Work to be completed | Which lines below hold the word "name"? Report each one.

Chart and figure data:
+===+

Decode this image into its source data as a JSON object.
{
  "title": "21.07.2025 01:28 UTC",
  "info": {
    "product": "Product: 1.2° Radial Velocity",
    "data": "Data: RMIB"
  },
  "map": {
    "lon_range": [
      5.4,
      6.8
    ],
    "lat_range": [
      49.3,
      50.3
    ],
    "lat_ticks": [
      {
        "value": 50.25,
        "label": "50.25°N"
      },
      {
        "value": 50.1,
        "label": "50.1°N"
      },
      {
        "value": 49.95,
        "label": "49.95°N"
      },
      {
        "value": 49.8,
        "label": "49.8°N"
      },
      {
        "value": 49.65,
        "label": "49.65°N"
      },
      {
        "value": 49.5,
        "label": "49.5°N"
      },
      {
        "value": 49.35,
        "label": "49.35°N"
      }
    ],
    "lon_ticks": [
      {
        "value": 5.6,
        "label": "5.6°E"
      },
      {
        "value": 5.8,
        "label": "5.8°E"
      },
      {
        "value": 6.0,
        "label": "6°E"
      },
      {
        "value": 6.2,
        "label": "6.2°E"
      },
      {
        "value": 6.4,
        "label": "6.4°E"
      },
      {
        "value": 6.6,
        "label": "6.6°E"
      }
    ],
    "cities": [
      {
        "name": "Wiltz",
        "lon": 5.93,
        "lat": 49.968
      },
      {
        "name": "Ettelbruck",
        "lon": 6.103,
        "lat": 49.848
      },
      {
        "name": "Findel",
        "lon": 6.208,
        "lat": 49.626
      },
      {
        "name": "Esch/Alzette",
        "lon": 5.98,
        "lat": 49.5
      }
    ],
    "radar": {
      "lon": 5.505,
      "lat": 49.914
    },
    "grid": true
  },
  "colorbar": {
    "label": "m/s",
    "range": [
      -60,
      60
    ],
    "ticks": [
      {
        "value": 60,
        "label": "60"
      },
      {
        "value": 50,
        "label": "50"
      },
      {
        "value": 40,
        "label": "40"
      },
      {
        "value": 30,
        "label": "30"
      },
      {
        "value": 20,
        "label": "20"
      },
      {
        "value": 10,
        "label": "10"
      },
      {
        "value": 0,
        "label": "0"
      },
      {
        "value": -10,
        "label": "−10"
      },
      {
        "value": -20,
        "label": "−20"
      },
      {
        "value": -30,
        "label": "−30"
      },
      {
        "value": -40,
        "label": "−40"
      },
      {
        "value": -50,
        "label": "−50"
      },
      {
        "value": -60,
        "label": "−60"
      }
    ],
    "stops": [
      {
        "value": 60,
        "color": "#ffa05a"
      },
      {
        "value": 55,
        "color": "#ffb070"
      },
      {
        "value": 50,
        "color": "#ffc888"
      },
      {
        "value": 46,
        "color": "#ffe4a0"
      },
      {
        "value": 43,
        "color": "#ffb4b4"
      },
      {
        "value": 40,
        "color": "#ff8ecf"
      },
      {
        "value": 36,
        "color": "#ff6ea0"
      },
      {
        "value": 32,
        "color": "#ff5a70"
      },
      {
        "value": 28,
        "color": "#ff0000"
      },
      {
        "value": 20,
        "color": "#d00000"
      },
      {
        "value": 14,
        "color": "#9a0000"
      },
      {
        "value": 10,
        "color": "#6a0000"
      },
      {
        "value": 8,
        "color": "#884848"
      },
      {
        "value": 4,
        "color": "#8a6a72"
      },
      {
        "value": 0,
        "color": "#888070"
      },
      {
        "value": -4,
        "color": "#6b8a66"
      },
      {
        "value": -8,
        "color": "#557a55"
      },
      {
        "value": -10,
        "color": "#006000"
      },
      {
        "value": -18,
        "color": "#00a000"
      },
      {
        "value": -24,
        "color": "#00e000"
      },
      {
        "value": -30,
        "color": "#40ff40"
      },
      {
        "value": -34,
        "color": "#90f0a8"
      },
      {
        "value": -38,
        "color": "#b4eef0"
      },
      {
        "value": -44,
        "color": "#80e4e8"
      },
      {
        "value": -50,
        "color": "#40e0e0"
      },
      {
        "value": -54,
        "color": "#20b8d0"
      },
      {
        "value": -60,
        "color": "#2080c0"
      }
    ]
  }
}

+===+

The response |
        "name": "Wiltz",
        "name": "Ettelbruck",
        "name": "Findel",
        "name": "Esch/Alzette",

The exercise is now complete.